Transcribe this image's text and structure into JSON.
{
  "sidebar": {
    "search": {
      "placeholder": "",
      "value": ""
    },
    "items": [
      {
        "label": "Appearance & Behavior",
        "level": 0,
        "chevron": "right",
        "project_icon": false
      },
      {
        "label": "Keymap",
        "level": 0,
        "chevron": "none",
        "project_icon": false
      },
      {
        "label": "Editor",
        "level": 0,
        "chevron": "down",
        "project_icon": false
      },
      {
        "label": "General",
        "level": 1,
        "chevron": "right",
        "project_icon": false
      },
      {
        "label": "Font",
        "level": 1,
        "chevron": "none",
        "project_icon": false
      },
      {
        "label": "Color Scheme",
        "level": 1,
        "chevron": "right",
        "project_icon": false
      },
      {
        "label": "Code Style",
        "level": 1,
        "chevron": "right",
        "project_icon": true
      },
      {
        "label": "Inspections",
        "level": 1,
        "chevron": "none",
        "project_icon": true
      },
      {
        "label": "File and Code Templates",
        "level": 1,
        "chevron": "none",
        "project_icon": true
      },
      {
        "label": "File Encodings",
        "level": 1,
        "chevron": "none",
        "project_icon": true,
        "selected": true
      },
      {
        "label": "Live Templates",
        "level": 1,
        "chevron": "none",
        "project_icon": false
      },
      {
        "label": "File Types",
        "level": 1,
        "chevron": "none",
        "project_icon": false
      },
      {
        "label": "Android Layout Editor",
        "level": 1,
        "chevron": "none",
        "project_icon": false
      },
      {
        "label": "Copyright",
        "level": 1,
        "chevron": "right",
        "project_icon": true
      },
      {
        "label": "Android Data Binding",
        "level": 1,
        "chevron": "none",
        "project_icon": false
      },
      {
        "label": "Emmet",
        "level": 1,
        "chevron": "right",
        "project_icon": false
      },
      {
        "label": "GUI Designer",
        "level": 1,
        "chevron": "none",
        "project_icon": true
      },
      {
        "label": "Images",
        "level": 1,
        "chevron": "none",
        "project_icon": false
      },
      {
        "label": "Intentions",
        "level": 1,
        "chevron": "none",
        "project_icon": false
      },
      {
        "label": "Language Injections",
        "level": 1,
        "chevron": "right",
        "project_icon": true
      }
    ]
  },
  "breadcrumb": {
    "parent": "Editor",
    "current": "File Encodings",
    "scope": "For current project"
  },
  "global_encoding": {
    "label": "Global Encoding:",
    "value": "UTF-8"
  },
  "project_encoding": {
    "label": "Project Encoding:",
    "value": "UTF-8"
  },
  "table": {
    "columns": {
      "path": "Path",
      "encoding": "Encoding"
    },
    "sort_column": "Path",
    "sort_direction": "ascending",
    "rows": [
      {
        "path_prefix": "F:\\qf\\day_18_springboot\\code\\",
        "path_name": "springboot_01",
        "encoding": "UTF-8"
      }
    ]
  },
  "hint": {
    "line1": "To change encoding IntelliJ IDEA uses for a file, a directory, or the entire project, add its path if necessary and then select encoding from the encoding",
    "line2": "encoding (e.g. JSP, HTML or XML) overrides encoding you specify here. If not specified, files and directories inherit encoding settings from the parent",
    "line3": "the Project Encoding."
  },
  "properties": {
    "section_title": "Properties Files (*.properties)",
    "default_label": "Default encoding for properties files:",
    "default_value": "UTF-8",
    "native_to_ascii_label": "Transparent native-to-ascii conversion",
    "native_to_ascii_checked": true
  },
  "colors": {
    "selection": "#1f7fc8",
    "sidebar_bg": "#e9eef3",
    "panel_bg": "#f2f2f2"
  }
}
______
■ **Exercise objective**: Reproduce the listing above verbatim, from first line to last.

■ **Written solution**:
Transcribe this image's text and structure into JSON.
{
  "sidebar": {
    "search": {
      "placeholder": "",
      "value": ""
    },
    "items": [
      {
        "label": "Appearance & Behavior",
        "level": 0,
        "chevron": "right",
        "project_icon": false
      },
      {
        "label": "Keymap",
        "level": 0,
        "chevron": "none",
        "project_icon": false
      },
      {
        "label": "Editor",
        "level": 0,
        "chevron": "down",
        "project_icon": false
      },
      {
        "label": "General",
        "level": 1,
        "chevron": "right",
        "project_icon": false
      },
      {
        "label": "Font",
        "level": 1,
        "chevron": "none",
        "project_icon": false
      },
      {
        "label": "Color Scheme",
        "level": 1,
        "chevron": "right",
        "project_icon": false
      },
      {
        "label": "Code Style",
        "level": 1,
        "chevron": "right",
        "project_icon": true
      },
      {
        "label": "Inspections",
        "level": 1,
        "chevron": "none",
        "project_icon": true
      },
      {
        "label": "File and Code Templates",
        "level": 1,
        "chevron": "none",
        "project_icon": true
      },
      {
        "label": "File Encodings",
        "level": 1,
        "chevron": "none",
        "project_icon": true,
        "selected": true
      },
      {
        "label": "Live Templates",
        "level": 1,
        "chevron": "none",
        "project_icon": false
      },
      {
        "label": "File Types",
        "level": 1,
        "chevron": "none",
        "project_icon": false
      },
      {
        "label": "Android Layout Editor",
        "level": 1,
        "chevron": "none",
        "project_icon": false
      },
      {
        "label": "Copyright",
        "level": 1,
        "chevron": "right",
        "project_icon": true
      },
      {
        "label": "Android Data Binding",
        "level": 1,
        "chevron": "none",
        "project_icon": false
      },
      {
        "label": "Emmet",
        "level": 1,
        "chevron": "right",
        "project_icon": false
      },
      {
        "label": "GUI Designer",
        "level": 1,
        "chevron": "none",
        "project_icon": true
      },
      {
        "label": "Images",
        "level": 1,
        "chevron": "none",
        "project_icon": false
      },
      {
        "label": "Intentions",
        "level": 1,
        "chevron": "none",
        "project_icon": false
      },
      {
        "label": "Language Injections",
        "level": 1,
        "chevron": "right",
        "project_icon": true
      }
    ]
  },
  "breadcrumb": {
    "parent": "Editor",
    "current": "File Encodings",
    "scope": "For current project"
  },
  "global_encoding": {
    "label": "Global Encoding:",
    "value": "UTF-8"
  },
  "project_encoding": {
    "label": "Project Encoding:",
    "value": "UTF-8"
  },
  "table": {
    "columns": {
      "path": "Path",
      "encoding": "Encoding"
    },
    "sort_column": "Path",
    "sort_direction": "ascending",
    "rows": [
      {
        "path_prefix": "F:\\qf\\day_18_springboot\\code\\",
        "path_name": "springboot_01",
        "encoding": "UTF-8"
      }
    ]
  },
  "hint": {
    "line1": "To change encoding IntelliJ IDEA uses for a file, a directory, or the entire project, add its path if necessary and then select encoding from the encoding",
    "line2": "encoding (e.g. JSP, HTML or XML) overrides encoding you specify here. If not specified, files and directories inherit encoding settings from the parent",
    "line3": "the Project Encoding."
  },
  "properties": {
    "section_title": "Properties Files (*.properties)",
    "default_label": "Default encoding for properties files:",
    "default_value": "UTF-8",
    "native_to_ascii_label": "Transparent native-to-ascii conversion",
    "native_to_ascii_checked": true
  },
  "colors": {
    "selection": "#1f7fc8",
    "sidebar_bg": "#e9eef3",
    "panel_bg": "#f2f2f2"
  }
}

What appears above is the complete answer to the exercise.